▶ _EXERCISE BRIEF_
Copy, from the entries below, each line in which the string "xlabel" appears.
— BEGIN EXTRACTED RECORDS —
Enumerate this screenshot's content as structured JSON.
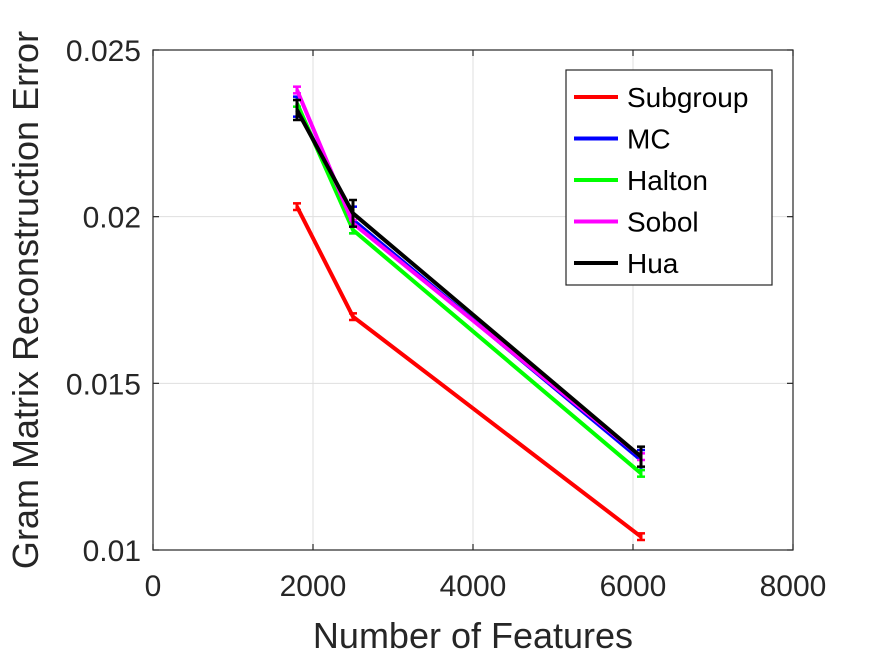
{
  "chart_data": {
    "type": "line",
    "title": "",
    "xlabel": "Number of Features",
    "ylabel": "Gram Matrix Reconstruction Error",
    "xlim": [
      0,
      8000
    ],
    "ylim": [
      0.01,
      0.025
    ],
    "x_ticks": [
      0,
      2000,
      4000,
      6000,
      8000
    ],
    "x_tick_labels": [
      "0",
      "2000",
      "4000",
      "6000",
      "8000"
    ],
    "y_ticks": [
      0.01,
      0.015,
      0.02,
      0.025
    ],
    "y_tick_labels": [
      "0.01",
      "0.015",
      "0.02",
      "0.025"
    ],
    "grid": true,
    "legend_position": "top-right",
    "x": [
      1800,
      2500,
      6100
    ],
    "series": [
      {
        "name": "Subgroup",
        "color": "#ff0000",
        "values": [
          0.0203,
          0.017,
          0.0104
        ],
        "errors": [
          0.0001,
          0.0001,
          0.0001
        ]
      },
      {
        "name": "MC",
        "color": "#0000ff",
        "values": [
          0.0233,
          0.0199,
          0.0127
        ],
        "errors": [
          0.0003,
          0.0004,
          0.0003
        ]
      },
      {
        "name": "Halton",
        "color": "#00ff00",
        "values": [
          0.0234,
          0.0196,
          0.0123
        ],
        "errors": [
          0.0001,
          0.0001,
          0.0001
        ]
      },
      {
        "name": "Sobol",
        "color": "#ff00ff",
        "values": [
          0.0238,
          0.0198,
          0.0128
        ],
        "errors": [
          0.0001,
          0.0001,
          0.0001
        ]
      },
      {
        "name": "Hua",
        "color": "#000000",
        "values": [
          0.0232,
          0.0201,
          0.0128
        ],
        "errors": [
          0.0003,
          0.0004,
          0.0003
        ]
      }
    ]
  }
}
— END EXTRACTED RECORDS —
— BEGIN EXTRACTED RECORDS —
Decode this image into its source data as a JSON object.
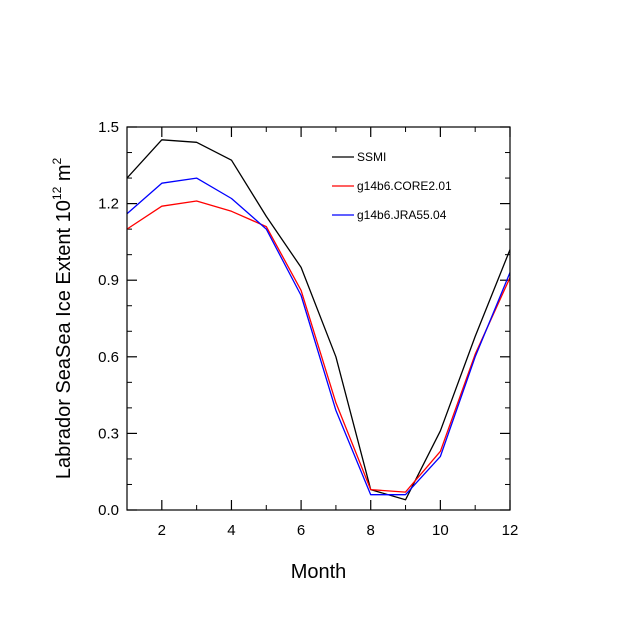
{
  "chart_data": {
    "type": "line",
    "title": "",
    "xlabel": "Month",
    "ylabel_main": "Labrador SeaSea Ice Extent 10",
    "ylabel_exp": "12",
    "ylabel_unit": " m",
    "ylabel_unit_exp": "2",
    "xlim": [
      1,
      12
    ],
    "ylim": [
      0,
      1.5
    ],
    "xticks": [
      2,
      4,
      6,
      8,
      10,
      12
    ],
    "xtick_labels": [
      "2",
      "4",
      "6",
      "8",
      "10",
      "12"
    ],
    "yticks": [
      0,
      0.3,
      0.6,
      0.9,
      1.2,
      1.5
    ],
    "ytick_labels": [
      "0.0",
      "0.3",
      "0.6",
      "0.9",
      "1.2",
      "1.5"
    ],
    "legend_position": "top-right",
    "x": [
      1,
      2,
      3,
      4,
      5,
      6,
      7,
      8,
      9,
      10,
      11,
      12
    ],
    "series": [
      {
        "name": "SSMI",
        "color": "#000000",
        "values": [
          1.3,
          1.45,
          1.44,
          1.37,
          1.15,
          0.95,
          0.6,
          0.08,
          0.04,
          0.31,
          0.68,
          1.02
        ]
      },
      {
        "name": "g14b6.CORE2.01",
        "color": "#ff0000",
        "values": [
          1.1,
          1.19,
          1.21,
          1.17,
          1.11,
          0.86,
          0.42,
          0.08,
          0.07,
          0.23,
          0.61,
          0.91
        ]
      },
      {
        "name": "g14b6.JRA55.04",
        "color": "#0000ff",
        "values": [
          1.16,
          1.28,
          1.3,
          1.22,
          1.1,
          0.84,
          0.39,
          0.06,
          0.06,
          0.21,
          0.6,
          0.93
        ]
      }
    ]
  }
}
— END EXTRACTED RECORDS —
▶ _EXERCISE RESPONSE_
    "xlabel": "Number of Features",
    "xlabel": "Month",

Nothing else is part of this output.